START Working data
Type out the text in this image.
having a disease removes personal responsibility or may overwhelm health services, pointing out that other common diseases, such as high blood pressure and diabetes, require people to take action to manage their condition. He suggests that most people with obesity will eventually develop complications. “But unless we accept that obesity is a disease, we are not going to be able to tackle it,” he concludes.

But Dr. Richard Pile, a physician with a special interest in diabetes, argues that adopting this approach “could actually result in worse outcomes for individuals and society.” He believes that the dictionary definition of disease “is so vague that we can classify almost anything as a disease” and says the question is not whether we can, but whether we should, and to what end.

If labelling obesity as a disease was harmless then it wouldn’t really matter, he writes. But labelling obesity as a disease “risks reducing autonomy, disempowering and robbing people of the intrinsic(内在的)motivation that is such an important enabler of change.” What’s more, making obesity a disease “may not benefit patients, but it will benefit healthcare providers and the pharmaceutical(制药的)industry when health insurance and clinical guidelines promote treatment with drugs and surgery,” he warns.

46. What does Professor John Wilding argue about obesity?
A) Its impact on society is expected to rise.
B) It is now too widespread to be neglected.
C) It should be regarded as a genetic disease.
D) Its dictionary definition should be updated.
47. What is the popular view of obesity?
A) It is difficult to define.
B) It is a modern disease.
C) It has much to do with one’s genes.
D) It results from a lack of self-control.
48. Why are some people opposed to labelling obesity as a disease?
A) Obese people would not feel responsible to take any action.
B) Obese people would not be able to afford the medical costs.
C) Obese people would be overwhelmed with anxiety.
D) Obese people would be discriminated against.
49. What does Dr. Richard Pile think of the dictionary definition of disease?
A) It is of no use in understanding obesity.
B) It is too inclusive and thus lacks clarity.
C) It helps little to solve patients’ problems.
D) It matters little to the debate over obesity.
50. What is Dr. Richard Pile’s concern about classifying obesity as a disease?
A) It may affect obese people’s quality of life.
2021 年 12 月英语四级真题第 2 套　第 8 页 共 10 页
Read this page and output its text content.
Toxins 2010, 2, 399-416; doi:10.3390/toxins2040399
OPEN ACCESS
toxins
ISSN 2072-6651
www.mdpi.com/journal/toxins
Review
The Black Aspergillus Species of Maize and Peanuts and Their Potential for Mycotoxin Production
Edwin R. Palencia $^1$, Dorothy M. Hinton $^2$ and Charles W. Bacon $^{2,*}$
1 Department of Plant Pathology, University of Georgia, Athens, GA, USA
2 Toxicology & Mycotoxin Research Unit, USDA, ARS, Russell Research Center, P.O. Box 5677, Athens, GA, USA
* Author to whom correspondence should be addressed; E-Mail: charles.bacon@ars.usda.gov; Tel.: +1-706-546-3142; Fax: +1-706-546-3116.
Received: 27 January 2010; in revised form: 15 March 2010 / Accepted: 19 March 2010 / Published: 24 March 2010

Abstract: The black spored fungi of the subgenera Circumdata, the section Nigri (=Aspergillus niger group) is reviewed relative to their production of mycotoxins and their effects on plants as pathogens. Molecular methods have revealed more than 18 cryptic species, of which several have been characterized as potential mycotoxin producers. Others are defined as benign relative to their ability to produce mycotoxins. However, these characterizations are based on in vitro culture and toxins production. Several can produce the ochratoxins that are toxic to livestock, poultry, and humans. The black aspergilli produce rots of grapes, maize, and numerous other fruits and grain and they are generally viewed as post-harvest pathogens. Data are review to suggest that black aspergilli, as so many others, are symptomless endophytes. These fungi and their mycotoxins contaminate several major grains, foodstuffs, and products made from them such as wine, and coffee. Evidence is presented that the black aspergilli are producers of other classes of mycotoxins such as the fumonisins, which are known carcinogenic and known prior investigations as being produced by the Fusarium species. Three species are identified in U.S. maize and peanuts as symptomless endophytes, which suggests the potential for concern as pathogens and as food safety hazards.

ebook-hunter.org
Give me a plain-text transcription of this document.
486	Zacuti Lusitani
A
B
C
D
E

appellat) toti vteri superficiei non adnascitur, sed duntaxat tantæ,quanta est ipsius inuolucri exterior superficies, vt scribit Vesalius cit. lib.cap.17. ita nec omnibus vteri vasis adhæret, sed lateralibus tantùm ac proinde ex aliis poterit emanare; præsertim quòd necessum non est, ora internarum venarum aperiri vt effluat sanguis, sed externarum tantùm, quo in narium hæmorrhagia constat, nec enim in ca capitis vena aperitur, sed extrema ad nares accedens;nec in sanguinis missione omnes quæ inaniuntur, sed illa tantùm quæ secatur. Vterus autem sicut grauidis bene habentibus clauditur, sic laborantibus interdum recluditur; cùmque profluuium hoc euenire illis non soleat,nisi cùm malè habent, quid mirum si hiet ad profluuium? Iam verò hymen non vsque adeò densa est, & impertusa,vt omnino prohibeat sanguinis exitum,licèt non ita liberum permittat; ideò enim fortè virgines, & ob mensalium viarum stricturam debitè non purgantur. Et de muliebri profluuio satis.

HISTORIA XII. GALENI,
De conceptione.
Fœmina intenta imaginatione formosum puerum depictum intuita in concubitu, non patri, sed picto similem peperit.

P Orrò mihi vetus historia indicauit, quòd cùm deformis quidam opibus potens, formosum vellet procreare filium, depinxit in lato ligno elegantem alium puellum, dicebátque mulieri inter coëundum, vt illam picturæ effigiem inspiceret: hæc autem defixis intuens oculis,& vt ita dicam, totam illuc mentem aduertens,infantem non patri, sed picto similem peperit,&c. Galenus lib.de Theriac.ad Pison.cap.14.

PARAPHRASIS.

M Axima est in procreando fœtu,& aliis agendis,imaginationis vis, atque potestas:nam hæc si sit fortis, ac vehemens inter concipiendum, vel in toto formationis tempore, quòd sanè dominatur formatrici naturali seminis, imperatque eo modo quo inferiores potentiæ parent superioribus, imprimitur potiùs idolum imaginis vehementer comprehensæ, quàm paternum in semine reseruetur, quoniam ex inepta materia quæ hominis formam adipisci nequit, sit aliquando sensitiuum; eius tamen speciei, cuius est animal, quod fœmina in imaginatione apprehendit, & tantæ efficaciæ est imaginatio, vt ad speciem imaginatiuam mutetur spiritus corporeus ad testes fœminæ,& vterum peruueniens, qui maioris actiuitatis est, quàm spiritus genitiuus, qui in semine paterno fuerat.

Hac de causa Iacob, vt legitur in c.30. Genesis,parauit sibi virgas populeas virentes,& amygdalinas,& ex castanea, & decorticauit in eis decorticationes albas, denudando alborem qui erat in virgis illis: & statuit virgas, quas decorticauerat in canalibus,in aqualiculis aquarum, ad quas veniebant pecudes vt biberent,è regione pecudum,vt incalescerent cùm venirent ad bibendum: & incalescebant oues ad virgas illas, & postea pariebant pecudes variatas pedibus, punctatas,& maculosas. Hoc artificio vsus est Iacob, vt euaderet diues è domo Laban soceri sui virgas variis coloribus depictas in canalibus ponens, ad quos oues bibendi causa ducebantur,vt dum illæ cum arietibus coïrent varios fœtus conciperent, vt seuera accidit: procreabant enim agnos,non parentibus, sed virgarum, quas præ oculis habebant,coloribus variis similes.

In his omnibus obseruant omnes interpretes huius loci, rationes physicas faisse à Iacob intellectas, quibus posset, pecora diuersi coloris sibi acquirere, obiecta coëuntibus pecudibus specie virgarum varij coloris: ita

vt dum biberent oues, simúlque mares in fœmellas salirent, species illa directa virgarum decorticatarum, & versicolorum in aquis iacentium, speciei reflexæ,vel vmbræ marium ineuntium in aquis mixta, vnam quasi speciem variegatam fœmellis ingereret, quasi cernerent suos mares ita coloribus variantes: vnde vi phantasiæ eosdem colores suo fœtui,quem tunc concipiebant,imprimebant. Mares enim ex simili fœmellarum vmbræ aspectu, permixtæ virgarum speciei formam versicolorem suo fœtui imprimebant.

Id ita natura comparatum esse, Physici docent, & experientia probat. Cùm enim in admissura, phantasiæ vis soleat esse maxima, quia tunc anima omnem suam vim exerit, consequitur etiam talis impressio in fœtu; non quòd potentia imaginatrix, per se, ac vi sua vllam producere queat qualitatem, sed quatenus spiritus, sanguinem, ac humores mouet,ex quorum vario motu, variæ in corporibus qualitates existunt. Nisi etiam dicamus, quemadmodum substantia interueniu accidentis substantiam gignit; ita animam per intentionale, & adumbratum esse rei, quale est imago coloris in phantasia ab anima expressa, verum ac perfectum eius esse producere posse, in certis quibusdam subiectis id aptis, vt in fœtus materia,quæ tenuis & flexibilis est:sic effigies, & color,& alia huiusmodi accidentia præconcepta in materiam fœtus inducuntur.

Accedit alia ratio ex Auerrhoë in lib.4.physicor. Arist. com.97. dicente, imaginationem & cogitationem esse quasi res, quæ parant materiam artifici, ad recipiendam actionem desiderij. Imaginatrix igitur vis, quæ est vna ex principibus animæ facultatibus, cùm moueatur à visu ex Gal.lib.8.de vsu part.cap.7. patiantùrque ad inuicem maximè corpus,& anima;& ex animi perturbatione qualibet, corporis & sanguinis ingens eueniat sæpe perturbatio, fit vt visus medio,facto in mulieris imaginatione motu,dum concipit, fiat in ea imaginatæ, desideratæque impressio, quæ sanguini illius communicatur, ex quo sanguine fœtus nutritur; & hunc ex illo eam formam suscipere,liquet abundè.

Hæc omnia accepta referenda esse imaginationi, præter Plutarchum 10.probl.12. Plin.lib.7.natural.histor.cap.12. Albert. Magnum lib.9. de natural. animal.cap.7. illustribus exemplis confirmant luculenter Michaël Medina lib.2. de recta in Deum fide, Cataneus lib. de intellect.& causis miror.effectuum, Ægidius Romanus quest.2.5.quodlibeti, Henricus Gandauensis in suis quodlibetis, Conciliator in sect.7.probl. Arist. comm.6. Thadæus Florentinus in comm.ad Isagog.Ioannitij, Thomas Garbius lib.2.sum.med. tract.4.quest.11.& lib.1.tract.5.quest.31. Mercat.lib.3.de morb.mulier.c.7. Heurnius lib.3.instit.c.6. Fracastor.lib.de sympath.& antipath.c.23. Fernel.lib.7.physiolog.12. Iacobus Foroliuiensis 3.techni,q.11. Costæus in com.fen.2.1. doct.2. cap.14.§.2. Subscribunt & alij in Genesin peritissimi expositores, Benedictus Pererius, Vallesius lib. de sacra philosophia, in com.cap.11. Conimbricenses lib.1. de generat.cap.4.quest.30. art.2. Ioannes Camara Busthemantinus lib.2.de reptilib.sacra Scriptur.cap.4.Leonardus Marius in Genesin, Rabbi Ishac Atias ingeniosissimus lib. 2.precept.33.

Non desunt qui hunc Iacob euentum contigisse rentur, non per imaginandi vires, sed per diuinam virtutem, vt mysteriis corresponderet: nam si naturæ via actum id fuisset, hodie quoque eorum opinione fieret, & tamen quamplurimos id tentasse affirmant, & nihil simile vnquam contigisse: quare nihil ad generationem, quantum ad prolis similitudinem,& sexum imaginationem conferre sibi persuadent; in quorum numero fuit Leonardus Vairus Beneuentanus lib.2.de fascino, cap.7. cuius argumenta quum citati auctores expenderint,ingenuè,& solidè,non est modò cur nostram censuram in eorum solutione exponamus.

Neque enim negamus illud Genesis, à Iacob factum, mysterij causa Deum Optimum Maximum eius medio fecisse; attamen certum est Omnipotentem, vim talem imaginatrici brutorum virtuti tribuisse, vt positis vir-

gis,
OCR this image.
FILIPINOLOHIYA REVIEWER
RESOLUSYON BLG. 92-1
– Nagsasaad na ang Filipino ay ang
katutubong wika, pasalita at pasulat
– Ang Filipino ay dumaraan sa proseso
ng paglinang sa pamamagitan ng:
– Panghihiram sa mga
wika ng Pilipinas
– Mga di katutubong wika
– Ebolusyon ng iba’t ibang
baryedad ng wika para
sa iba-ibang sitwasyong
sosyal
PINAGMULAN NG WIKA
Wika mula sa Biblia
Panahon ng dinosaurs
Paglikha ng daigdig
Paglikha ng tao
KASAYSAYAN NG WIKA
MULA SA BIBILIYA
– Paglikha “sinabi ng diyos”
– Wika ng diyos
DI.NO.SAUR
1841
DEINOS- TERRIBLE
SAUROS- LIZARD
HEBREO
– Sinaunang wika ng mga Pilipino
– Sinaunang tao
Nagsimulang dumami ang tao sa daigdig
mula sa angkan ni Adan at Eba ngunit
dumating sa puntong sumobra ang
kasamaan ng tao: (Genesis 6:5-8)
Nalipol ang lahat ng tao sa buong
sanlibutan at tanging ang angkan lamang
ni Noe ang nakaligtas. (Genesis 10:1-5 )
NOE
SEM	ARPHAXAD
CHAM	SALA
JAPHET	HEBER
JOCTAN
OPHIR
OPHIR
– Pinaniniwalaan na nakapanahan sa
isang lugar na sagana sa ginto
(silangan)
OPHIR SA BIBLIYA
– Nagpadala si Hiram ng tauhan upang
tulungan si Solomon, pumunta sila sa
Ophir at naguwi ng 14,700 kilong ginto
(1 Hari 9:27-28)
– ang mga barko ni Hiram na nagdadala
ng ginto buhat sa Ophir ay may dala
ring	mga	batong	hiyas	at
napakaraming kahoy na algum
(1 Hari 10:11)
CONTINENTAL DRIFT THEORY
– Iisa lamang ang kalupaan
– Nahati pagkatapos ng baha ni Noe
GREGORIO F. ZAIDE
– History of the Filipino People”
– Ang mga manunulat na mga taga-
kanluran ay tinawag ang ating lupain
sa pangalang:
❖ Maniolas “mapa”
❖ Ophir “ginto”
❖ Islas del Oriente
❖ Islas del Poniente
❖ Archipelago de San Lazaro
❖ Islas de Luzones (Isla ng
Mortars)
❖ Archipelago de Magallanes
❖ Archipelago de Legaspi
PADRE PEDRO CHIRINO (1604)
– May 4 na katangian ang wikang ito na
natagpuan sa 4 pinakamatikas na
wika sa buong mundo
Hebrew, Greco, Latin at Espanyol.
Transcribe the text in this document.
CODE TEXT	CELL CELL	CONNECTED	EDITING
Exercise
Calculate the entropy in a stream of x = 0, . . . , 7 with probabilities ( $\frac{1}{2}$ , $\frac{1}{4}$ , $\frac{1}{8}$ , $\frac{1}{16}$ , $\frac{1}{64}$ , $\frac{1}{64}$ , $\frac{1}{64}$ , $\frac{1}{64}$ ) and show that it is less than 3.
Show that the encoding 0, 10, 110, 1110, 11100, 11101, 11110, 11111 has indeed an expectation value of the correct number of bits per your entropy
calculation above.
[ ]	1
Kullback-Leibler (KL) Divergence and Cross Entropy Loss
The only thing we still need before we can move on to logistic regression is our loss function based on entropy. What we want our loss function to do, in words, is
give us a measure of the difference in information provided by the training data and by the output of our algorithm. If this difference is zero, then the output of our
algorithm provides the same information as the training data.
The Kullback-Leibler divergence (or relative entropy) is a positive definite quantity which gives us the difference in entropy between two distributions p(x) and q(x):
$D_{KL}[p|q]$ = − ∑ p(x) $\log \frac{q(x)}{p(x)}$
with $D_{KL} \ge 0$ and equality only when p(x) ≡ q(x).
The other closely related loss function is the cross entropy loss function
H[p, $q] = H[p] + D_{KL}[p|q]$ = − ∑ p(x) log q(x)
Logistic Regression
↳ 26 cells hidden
END Working data
Once you have found every line above holding the word "Sinaunang", copy those lines.

– Sinaunang wika ng mga Pilipino
– Sinaunang tao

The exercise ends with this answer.